§ **WHAT IS BEING ASKED**
Copy out all of the material exactly as presented.

-------- DATA ROWS

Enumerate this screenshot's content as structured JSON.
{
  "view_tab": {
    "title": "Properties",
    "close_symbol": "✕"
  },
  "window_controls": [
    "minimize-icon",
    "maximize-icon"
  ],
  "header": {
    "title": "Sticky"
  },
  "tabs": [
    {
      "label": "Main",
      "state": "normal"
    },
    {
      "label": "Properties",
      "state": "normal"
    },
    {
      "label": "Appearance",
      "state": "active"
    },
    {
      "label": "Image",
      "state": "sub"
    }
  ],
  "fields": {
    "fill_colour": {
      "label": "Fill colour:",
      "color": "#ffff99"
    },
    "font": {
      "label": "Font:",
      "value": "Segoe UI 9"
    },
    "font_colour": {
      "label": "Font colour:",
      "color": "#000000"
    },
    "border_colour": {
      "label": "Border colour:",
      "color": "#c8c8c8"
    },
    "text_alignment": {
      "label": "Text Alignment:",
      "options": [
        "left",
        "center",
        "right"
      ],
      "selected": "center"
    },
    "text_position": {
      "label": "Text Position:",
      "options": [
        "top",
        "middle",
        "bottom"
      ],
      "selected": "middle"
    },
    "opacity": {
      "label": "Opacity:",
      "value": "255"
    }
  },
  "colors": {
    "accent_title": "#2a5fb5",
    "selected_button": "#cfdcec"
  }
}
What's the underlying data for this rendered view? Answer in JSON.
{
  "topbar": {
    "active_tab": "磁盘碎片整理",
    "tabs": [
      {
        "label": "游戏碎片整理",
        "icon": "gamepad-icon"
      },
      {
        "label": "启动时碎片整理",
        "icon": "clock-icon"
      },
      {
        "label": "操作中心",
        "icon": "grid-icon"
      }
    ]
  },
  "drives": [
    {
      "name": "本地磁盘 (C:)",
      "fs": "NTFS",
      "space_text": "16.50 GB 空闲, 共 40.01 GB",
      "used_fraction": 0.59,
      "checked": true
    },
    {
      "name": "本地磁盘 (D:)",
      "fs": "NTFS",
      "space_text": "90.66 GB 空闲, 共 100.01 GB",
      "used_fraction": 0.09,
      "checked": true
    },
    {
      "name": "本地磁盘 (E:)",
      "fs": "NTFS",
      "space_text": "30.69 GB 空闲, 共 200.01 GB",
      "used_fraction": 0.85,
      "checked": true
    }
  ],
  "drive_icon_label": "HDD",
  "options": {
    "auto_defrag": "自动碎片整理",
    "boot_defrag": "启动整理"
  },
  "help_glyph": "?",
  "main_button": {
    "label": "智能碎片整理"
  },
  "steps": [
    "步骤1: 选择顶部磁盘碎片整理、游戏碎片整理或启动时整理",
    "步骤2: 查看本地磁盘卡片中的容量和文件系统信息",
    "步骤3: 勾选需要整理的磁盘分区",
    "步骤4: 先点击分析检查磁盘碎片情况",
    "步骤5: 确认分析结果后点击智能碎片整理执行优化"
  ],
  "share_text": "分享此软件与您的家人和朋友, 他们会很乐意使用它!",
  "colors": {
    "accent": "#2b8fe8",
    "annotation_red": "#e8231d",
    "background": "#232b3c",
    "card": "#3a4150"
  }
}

----------------

§ **RESPONSE TO THIS EXERCISE**
Enumerate this screenshot's content as structured JSON.
{
  "view_tab": {
    "title": "Properties",
    "close_symbol": "✕"
  },
  "window_controls": [
    "minimize-icon",
    "maximize-icon"
  ],
  "header": {
    "title": "Sticky"
  },
  "tabs": [
    {
      "label": "Main",
      "state": "normal"
    },
    {
      "label": "Properties",
      "state": "normal"
    },
    {
      "label": "Appearance",
      "state": "active"
    },
    {
      "label": "Image",
      "state": "sub"
    }
  ],
  "fields": {
    "fill_colour": {
      "label": "Fill colour:",
      "color": "#ffff99"
    },
    "font": {
      "label": "Font:",
      "value": "Segoe UI 9"
    },
    "font_colour": {
      "label": "Font colour:",
      "color": "#000000"
    },
    "border_colour": {
      "label": "Border colour:",
      "color": "#c8c8c8"
    },
    "text_alignment": {
      "label": "Text Alignment:",
      "options": [
        "left",
        "center",
        "right"
      ],
      "selected": "center"
    },
    "text_position": {
      "label": "Text Position:",
      "options": [
        "top",
        "middle",
        "bottom"
      ],
      "selected": "middle"
    },
    "opacity": {
      "label": "Opacity:",
      "value": "255"
    }
  },
  "colors": {
    "accent_title": "#2a5fb5",
    "selected_button": "#cfdcec"
  }
}
What's the underlying data for this rendered view? Answer in JSON.
{
  "topbar": {
    "active_tab": "磁盘碎片整理",
    "tabs": [
      {
        "label": "游戏碎片整理",
        "icon": "gamepad-icon"
      },
      {
        "label": "启动时碎片整理",
        "icon": "clock-icon"
      },
      {
        "label": "操作中心",
        "icon": "grid-icon"
      }
    ]
  },
  "drives": [
    {
      "name": "本地磁盘 (C:)",
      "fs": "NTFS",
      "space_text": "16.50 GB 空闲, 共 40.01 GB",
      "used_fraction": 0.59,
      "checked": true
    },
    {
      "name": "本地磁盘 (D:)",
      "fs": "NTFS",
      "space_text": "90.66 GB 空闲, 共 100.01 GB",
      "used_fraction": 0.09,
      "checked": true
    },
    {
      "name": "本地磁盘 (E:)",
      "fs": "NTFS",
      "space_text": "30.69 GB 空闲, 共 200.01 GB",
      "used_fraction": 0.85,
      "checked": true
    }
  ],
  "drive_icon_label": "HDD",
  "options": {
    "auto_defrag": "自动碎片整理",
    "boot_defrag": "启动整理"
  },
  "help_glyph": "?",
  "main_button": {
    "label": "智能碎片整理"
  },
  "steps": [
    "步骤1: 选择顶部磁盘碎片整理、游戏碎片整理或启动时整理",
    "步骤2: 查看本地磁盘卡片中的容量和文件系统信息",
    "步骤3: 勾选需要整理的磁盘分区",
    "步骤4: 先点击分析检查磁盘碎片情况",
    "步骤5: 确认分析结果后点击智能碎片整理执行优化"
  ],
  "share_text": "分享此软件与您的家人和朋友, 他们会很乐意使用它!",
  "colors": {
    "accent": "#2b8fe8",
    "annotation_red": "#e8231d",
    "background": "#232b3c",
    "card": "#3a4150"
  }
}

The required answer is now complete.